Requirement:
Single out the lines of the material that contain "data" and copy them.
[start Supplied information]
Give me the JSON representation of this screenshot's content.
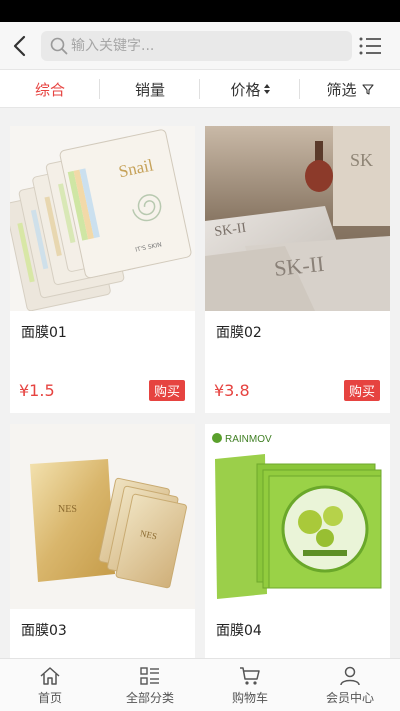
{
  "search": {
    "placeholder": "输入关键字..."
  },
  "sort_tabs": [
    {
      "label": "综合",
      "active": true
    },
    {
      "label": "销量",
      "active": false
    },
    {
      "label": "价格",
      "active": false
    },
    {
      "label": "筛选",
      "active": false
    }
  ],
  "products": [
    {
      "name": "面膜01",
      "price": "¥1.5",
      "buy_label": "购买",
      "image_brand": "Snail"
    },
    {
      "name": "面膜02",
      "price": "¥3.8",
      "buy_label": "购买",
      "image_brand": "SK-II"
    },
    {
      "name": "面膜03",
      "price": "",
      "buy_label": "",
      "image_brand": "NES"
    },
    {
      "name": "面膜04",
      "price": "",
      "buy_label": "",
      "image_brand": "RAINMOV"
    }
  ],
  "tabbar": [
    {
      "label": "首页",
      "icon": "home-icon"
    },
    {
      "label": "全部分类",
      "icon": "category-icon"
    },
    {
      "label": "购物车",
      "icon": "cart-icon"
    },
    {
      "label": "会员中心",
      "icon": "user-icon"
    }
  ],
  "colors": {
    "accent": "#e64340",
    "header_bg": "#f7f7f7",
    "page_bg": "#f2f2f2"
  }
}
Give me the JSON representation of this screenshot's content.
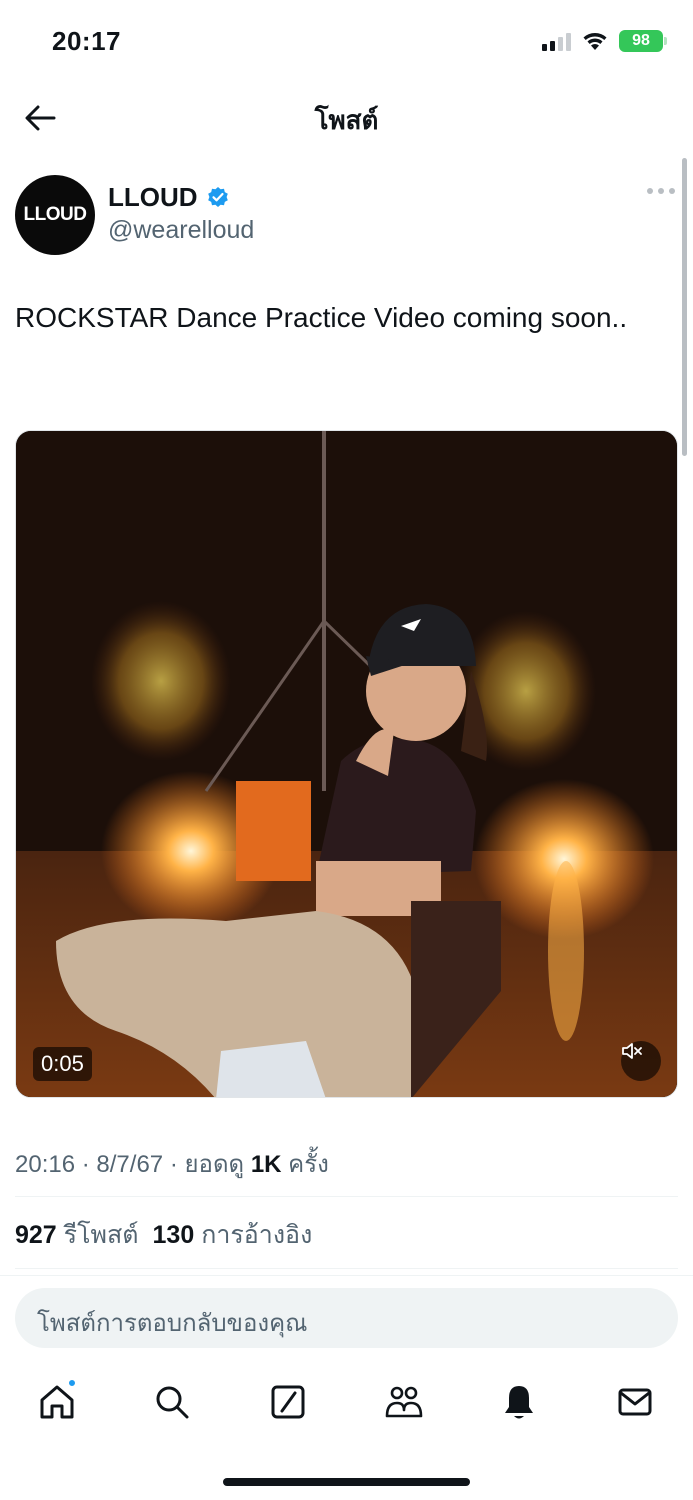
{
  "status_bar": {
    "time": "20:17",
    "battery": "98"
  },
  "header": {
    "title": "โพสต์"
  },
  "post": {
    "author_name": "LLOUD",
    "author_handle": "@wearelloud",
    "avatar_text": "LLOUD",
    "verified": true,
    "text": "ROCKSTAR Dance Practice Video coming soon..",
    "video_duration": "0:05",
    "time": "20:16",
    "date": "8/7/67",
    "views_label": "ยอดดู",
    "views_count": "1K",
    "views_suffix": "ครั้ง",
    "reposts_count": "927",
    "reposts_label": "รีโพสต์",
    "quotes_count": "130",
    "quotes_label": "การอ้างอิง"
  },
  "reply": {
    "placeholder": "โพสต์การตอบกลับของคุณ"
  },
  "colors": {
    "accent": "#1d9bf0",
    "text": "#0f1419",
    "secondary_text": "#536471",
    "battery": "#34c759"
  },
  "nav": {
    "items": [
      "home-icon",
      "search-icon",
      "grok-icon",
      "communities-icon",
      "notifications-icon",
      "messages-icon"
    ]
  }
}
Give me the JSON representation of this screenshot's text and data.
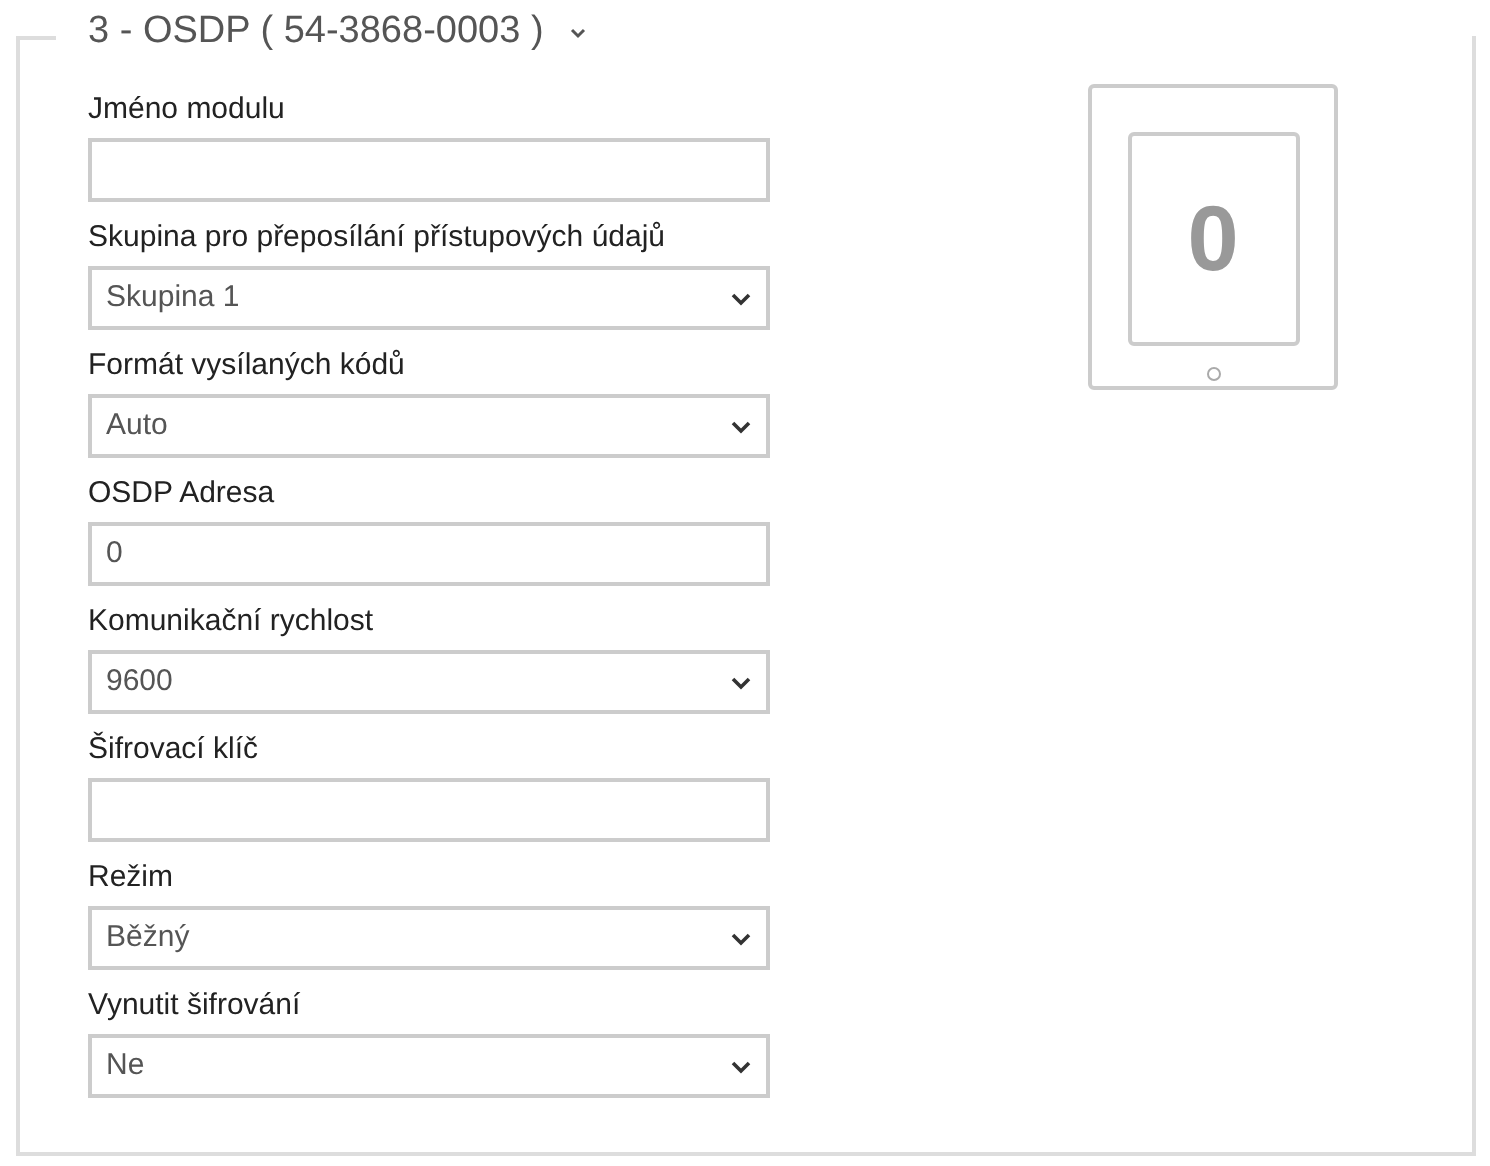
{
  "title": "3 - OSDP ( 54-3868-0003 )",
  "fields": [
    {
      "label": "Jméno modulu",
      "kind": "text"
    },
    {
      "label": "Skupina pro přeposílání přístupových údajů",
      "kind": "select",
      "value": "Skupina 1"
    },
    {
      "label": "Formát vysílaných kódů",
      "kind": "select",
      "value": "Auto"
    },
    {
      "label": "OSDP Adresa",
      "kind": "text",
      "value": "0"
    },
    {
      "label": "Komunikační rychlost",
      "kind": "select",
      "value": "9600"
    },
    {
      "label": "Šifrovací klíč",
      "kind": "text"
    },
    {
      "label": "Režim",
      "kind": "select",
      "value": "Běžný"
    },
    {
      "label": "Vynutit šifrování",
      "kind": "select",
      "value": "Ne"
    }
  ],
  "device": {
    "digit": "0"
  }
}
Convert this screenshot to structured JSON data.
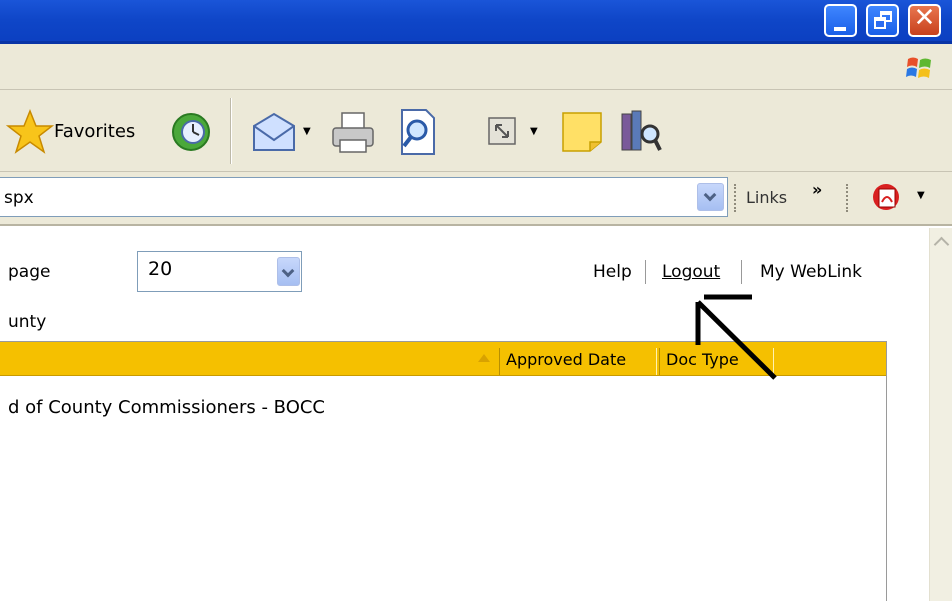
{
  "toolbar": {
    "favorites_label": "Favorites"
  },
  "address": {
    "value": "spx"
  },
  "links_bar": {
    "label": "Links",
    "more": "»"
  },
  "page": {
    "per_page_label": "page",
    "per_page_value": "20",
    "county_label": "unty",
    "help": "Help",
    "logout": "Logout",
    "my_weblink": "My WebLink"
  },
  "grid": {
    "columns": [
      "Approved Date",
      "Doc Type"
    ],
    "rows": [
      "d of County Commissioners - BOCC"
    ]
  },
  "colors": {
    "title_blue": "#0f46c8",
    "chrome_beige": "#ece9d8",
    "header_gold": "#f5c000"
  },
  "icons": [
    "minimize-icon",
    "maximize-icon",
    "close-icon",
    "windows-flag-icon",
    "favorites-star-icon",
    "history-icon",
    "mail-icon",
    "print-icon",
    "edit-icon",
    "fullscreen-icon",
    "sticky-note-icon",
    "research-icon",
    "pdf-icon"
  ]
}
[end Supplied information]
Result below:
Give me the JSON representation of this screenshot's text and data.
Convert this screenshot to structured JSON data.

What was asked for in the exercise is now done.